■ **Exercise passage**
════

Primary Motor Cortex Involvement in a Handedness Recognition Task – Evidence from Transcranial Magnetic Stimulation

Abstract

Motor imagery and motor execution share common neural substrates. While the primary motor cortex is crucial for motor execution, its contribution to motor imagery is still debated. We applied transcranial magnetic stimulation (TMS) to the primary motor hand area (M1-HAND) during a hand recognition task to assess the involvement of M1-HAND in motor imagery of body parts. A schematic picture of the back or palm of a human hand was presented at various stimulus orientations. Subjects were required to indicate whether they thought it was a right or a left hand by pressing a button with their right or left toe as fast as possible. Single-pulse TMS at 120% of resting motor threshold was given to left M1-HAND 0, 200, 400, 600, 800 or 1000 ms after onset of stimulus presentation. Reaction times (RTs) and error rates were measured as was the size of the motor-evoked potential (MEPs) evoked by the TMS pulse in the relaxed right first dorsal interosseous (FDI) muscle. Mean RTs and error rates increased with angle of rotation depending on the actual biomechanical constraints of the hand. TMS had no effect on reaction times or error rates regardless of the relative timing of stimulation. However, the size of the MEPs that it evoked in the right hand was modulated during the reaction. Stimuli that depicted the left hand caused MEP amplitudes to decrease 300–100 ms prior to the response, whereas stimuli indicating the right hand caused MEP amplitudes to increase immediately before the response. These effects were the same for pictures of backs and palms and independent of the angle of rotation. The failure of TMS to affect task performance suggests that M1-HAND is not critically involved in motor imagery of body parts. However, the fact that the amplitude of evoked MEPs varied according to the laterality of the stimulus is compatible with a secondary effect of the task on motor excitability.

════

■ **Supplied data**
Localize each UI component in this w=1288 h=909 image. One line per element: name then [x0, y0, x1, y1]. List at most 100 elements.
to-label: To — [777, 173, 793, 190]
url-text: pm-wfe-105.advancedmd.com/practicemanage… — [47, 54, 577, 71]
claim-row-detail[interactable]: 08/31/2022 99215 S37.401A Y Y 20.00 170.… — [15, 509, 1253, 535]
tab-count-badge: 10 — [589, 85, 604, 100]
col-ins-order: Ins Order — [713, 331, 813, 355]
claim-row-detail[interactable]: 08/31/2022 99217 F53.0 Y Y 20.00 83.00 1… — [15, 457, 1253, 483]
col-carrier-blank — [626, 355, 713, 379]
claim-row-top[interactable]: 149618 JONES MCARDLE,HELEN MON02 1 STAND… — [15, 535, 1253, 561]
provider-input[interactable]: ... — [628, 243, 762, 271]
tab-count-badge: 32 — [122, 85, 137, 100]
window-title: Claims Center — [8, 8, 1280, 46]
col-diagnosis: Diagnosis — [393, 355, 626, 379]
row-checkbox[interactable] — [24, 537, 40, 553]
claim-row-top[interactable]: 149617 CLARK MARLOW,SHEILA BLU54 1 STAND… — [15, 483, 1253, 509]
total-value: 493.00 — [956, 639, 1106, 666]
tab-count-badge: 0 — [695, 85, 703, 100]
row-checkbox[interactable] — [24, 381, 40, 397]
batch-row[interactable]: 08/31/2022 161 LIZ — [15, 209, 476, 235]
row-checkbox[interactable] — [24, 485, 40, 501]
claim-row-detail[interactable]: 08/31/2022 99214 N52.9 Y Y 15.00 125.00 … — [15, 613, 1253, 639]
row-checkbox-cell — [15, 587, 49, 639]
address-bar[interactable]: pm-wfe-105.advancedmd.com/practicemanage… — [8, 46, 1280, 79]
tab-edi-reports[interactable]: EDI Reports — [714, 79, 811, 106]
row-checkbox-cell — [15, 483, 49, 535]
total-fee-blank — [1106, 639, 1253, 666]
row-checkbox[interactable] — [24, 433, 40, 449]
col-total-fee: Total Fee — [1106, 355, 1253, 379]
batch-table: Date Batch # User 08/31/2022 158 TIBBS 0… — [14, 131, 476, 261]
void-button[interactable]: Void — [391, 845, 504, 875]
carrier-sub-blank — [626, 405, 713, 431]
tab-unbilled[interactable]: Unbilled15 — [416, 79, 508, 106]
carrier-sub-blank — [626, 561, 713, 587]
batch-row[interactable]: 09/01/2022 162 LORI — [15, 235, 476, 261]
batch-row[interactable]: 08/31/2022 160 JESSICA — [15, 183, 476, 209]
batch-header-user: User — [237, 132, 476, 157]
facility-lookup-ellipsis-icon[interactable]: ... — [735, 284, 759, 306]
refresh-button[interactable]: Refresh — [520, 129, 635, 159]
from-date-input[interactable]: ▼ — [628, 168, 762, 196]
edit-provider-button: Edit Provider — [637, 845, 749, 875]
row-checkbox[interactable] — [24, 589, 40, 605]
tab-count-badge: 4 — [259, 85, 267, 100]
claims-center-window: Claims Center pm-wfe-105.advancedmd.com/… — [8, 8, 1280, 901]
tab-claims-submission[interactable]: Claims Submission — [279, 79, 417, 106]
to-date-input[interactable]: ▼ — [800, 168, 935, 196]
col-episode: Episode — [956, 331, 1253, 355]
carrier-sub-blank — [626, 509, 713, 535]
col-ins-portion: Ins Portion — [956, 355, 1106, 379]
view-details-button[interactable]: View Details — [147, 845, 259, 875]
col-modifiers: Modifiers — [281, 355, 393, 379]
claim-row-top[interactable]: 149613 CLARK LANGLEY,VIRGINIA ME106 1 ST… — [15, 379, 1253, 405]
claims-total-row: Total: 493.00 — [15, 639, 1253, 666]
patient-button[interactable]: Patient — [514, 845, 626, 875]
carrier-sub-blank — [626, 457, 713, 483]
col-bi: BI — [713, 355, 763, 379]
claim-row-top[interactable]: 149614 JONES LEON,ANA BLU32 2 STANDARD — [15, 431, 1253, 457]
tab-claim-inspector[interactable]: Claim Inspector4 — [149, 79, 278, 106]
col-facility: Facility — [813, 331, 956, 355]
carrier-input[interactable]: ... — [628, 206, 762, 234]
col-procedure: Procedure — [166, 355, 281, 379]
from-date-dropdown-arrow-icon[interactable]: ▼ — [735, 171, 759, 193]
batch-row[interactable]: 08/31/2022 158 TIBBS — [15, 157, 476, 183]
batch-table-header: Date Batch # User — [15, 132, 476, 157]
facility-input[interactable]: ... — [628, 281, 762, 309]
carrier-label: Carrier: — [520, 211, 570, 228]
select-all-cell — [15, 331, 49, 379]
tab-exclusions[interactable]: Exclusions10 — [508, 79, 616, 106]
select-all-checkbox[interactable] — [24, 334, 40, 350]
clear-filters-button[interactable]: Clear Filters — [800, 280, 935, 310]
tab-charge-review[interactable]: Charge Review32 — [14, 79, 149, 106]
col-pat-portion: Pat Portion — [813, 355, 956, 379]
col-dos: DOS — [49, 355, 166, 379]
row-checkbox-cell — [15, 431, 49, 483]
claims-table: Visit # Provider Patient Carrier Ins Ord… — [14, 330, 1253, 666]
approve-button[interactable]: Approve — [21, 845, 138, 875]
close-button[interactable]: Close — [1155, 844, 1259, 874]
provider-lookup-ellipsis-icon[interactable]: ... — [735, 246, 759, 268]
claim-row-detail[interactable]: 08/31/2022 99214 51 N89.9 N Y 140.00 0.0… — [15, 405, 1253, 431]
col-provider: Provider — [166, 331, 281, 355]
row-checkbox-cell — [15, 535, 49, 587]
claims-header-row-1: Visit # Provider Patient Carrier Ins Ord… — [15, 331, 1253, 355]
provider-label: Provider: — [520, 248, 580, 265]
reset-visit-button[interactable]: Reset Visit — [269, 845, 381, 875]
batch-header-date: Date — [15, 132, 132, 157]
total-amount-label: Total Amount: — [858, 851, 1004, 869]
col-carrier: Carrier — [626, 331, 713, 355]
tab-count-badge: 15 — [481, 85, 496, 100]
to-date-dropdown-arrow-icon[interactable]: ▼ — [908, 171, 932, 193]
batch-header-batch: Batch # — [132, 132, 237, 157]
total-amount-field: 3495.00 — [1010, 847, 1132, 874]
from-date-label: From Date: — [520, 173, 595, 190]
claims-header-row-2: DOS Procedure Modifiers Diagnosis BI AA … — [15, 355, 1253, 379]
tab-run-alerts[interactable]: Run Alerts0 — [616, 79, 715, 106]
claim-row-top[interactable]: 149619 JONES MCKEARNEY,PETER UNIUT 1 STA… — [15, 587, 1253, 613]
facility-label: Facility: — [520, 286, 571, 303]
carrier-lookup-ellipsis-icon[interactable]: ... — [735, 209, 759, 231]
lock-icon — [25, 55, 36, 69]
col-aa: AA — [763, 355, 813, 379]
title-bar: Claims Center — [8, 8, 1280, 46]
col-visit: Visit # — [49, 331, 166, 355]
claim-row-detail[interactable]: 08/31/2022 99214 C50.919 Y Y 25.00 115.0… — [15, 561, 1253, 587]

════

■ **Directions for this task**
In the abstract on motor imagery and TMS, what intensity was the single-pulse TMS delivered at? The records are separate material from the abstract.

■ **Solution for this exercise**
120% of resting motor threshold.